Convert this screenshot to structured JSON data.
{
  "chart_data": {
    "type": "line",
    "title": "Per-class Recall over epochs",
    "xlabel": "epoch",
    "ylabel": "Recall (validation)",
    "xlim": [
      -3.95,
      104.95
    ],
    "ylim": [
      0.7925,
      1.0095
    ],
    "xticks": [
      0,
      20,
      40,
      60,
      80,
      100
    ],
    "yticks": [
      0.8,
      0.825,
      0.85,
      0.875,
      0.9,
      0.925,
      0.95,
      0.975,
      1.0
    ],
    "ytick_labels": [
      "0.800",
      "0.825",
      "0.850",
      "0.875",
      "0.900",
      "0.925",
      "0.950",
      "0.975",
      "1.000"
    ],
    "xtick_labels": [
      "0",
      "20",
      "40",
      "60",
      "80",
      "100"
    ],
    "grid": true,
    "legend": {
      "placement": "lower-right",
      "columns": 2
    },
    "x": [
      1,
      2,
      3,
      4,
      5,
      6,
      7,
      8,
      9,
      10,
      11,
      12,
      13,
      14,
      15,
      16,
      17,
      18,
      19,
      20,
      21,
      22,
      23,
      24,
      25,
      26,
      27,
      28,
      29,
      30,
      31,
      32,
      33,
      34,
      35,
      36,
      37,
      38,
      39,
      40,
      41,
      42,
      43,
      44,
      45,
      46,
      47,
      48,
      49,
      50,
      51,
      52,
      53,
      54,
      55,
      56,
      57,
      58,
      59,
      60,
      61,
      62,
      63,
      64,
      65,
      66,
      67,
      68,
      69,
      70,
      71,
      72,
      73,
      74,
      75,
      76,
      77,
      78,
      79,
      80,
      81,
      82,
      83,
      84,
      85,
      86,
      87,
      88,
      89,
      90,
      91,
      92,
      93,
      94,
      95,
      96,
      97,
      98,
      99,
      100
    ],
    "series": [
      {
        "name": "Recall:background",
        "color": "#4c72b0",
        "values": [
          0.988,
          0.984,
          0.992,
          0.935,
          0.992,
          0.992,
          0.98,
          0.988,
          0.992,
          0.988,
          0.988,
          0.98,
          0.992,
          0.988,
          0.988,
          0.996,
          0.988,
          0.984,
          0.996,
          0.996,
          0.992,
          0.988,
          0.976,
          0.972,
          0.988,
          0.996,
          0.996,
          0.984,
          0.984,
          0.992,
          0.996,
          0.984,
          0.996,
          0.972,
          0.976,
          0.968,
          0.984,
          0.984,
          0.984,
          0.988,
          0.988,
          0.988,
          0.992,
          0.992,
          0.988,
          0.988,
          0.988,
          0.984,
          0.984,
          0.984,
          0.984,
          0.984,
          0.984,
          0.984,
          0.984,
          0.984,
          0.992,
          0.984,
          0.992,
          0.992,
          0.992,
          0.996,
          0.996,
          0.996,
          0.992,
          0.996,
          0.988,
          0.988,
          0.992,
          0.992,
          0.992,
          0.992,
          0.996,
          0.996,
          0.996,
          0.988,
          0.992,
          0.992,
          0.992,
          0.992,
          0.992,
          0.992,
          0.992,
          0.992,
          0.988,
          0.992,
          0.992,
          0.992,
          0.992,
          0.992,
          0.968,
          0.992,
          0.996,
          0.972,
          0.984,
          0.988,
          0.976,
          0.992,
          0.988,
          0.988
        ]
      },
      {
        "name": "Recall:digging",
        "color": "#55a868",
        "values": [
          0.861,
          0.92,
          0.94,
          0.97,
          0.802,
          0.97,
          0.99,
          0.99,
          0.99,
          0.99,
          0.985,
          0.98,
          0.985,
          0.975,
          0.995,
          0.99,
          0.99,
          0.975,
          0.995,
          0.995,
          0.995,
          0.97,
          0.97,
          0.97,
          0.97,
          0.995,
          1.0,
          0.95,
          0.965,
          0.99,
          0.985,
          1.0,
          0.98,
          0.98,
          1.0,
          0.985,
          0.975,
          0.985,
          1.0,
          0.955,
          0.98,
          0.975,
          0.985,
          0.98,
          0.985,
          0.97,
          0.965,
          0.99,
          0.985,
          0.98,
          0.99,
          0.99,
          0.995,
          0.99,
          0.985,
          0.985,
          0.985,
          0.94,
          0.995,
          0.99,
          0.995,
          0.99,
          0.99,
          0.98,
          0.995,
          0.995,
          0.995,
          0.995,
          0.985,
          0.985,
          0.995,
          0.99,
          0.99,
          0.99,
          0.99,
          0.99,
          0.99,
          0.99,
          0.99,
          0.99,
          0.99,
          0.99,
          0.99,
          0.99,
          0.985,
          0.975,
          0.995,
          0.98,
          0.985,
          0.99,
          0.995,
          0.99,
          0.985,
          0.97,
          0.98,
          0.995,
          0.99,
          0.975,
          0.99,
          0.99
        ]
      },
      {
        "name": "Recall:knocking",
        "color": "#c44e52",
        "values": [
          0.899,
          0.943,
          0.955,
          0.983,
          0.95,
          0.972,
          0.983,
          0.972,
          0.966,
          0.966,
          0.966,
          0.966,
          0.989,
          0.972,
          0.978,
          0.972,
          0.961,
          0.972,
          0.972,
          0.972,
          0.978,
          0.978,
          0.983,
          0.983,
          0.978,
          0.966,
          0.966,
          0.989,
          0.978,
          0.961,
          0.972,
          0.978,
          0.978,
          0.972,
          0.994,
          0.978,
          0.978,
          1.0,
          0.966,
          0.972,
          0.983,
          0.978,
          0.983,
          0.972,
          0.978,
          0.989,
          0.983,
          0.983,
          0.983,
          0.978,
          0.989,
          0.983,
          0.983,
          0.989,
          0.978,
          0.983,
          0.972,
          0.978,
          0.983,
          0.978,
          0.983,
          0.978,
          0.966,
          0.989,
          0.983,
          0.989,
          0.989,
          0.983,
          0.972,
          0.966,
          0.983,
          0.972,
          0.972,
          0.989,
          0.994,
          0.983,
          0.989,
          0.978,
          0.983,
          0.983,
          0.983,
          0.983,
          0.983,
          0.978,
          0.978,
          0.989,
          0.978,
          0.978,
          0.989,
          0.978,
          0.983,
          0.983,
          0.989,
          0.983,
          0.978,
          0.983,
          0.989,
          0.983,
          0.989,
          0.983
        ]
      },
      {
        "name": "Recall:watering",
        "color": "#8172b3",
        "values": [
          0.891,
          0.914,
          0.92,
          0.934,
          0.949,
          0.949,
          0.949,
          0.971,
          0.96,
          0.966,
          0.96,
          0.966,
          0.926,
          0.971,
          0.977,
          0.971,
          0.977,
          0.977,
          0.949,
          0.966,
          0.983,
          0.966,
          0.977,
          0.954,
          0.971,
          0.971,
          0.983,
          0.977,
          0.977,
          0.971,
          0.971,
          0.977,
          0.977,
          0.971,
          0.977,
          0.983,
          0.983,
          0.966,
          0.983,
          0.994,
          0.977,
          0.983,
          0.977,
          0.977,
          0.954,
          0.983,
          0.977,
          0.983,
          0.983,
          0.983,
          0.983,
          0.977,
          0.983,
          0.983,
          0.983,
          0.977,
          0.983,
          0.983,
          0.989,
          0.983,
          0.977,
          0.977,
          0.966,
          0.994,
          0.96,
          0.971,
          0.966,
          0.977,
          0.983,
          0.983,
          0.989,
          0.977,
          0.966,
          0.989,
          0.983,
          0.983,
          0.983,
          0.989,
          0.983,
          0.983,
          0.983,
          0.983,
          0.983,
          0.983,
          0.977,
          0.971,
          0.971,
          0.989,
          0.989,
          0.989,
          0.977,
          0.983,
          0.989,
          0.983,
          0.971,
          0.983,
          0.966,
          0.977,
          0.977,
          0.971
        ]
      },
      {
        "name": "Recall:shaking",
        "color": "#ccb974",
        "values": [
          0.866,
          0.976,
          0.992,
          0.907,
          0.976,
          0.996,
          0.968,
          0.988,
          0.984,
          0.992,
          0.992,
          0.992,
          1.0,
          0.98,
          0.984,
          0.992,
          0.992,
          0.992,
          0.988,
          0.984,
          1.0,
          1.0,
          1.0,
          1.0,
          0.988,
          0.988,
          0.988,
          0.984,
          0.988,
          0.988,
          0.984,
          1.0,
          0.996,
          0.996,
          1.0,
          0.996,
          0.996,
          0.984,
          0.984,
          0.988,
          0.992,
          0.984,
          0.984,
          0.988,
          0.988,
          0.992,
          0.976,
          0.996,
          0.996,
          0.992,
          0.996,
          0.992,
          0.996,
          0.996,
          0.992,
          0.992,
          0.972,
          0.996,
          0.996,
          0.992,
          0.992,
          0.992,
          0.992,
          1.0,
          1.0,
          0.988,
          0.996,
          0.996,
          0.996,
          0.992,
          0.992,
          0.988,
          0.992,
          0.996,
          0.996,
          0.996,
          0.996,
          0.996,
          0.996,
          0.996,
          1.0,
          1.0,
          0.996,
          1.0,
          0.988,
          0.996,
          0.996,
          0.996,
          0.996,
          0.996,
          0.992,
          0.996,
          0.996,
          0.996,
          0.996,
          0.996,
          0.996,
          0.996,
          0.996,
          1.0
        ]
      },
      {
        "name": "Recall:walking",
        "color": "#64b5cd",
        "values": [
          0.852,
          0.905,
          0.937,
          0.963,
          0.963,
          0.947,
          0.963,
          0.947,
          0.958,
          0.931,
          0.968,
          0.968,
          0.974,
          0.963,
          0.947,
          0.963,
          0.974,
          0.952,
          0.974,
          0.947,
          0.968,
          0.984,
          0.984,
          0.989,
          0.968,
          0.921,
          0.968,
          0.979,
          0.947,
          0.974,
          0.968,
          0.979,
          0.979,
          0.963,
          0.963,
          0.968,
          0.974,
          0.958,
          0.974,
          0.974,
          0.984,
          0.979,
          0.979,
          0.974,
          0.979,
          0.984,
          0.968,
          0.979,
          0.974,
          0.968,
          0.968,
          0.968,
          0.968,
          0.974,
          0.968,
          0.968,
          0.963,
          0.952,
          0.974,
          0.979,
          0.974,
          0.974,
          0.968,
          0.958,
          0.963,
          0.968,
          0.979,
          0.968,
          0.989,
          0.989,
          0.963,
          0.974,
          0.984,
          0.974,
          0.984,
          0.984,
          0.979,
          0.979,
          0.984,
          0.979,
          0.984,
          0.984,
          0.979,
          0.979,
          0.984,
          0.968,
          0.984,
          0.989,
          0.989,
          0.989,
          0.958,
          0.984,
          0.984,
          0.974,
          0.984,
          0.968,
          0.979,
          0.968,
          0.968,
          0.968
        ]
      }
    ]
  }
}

....

Going through the data, tally the lines containing "name" and report only the result.

> **ANSWER TO THIS EXERCISE**: 6